Quote the listing below in its entirety.

>> begin DATA SUPPLIED

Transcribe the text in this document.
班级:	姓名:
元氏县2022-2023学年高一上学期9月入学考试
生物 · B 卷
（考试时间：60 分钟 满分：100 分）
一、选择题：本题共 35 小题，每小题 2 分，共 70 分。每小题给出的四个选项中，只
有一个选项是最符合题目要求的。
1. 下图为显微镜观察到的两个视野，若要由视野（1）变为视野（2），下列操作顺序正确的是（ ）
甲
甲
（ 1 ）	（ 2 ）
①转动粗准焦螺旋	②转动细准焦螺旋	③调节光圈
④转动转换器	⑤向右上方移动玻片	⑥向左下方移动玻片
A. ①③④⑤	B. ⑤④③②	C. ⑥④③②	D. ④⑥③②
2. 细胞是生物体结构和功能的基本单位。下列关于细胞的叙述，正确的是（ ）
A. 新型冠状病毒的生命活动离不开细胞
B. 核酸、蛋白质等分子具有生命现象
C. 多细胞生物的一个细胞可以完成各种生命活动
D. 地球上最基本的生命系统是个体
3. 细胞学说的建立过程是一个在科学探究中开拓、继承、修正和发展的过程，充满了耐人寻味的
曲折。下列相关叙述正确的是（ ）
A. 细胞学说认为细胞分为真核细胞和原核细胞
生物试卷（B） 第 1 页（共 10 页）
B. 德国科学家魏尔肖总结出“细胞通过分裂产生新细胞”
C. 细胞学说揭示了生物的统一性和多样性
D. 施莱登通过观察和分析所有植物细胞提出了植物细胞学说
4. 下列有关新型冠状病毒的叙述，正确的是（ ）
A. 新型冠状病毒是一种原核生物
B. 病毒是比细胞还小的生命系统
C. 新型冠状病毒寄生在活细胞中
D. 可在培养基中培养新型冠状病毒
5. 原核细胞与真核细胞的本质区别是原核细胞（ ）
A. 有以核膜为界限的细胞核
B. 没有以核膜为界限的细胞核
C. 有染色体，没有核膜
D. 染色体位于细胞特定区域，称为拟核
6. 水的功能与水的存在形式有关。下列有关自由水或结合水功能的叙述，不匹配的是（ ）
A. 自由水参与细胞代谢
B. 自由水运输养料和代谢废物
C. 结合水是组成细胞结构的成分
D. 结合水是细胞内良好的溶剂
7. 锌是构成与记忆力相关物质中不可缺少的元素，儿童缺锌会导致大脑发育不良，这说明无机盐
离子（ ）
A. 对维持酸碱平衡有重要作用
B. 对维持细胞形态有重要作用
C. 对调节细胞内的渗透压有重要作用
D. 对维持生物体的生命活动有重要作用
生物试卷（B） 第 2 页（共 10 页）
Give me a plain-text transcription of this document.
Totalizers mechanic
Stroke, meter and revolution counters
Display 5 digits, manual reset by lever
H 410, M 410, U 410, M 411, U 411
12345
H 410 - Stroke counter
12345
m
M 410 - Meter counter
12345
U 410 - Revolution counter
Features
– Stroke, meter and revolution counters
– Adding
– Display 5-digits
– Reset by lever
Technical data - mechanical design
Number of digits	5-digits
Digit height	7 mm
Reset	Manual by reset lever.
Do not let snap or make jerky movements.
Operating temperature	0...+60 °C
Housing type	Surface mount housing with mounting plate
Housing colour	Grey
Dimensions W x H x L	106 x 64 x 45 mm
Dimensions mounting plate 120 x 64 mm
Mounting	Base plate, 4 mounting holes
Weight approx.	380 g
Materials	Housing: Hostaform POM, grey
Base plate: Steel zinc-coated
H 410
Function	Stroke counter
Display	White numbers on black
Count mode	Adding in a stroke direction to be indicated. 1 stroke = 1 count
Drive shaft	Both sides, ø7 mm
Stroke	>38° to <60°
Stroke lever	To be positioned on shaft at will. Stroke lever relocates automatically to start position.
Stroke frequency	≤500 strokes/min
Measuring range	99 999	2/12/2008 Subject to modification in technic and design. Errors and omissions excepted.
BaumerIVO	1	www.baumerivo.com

>> end DATA SUPPLIED

### FULL RESPONSE:
Transcribe the text in this document.
班级:	姓名:
元氏县2022-2023学年高一上学期9月入学考试
生物 · B 卷
（考试时间：60 分钟 满分：100 分）
一、选择题：本题共 35 小题，每小题 2 分，共 70 分。每小题给出的四个选项中，只
有一个选项是最符合题目要求的。
1. 下图为显微镜观察到的两个视野，若要由视野（1）变为视野（2），下列操作顺序正确的是（ ）
甲
甲
（ 1 ）	（ 2 ）
①转动粗准焦螺旋	②转动细准焦螺旋	③调节光圈
④转动转换器	⑤向右上方移动玻片	⑥向左下方移动玻片
A. ①③④⑤	B. ⑤④③②	C. ⑥④③②	D. ④⑥③②
2. 细胞是生物体结构和功能的基本单位。下列关于细胞的叙述，正确的是（ ）
A. 新型冠状病毒的生命活动离不开细胞
B. 核酸、蛋白质等分子具有生命现象
C. 多细胞生物的一个细胞可以完成各种生命活动
D. 地球上最基本的生命系统是个体
3. 细胞学说的建立过程是一个在科学探究中开拓、继承、修正和发展的过程，充满了耐人寻味的
曲折。下列相关叙述正确的是（ ）
A. 细胞学说认为细胞分为真核细胞和原核细胞
生物试卷（B） 第 1 页（共 10 页）
B. 德国科学家魏尔肖总结出“细胞通过分裂产生新细胞”
C. 细胞学说揭示了生物的统一性和多样性
D. 施莱登通过观察和分析所有植物细胞提出了植物细胞学说
4. 下列有关新型冠状病毒的叙述，正确的是（ ）
A. 新型冠状病毒是一种原核生物
B. 病毒是比细胞还小的生命系统
C. 新型冠状病毒寄生在活细胞中
D. 可在培养基中培养新型冠状病毒
5. 原核细胞与真核细胞的本质区别是原核细胞（ ）
A. 有以核膜为界限的细胞核
B. 没有以核膜为界限的细胞核
C. 有染色体，没有核膜
D. 染色体位于细胞特定区域，称为拟核
6. 水的功能与水的存在形式有关。下列有关自由水或结合水功能的叙述，不匹配的是（ ）
A. 自由水参与细胞代谢
B. 自由水运输养料和代谢废物
C. 结合水是组成细胞结构的成分
D. 结合水是细胞内良好的溶剂
7. 锌是构成与记忆力相关物质中不可缺少的元素，儿童缺锌会导致大脑发育不良，这说明无机盐
离子（ ）
A. 对维持酸碱平衡有重要作用
B. 对维持细胞形态有重要作用
C. 对调节细胞内的渗透压有重要作用
D. 对维持生物体的生命活动有重要作用
生物试卷（B） 第 2 页（共 10 页）
Give me a plain-text transcription of this document.
Totalizers mechanic
Stroke, meter and revolution counters
Display 5 digits, manual reset by lever
H 410, M 410, U 410, M 411, U 411
12345
H 410 - Stroke counter
12345
m
M 410 - Meter counter
12345
U 410 - Revolution counter
Features
– Stroke, meter and revolution counters
– Adding
– Display 5-digits
– Reset by lever
Technical data - mechanical design
Number of digits	5-digits
Digit height	7 mm
Reset	Manual by reset lever.
Do not let snap or make jerky movements.
Operating temperature	0...+60 °C
Housing type	Surface mount housing with mounting plate
Housing colour	Grey
Dimensions W x H x L	106 x 64 x 45 mm
Dimensions mounting plate 120 x 64 mm
Mounting	Base plate, 4 mounting holes
Weight approx.	380 g
Materials	Housing: Hostaform POM, grey
Base plate: Steel zinc-coated
H 410
Function	Stroke counter
Display	White numbers on black
Count mode	Adding in a stroke direction to be indicated. 1 stroke = 1 count
Drive shaft	Both sides, ø7 mm
Stroke	>38° to <60°
Stroke lever	To be positioned on shaft at will. Stroke lever relocates automatically to start position.
Stroke frequency	≤500 strokes/min
Measuring range	99 999	2/12/2008 Subject to modification in technic and design. Errors and omissions excepted.
BaumerIVO	1	www.baumerivo.com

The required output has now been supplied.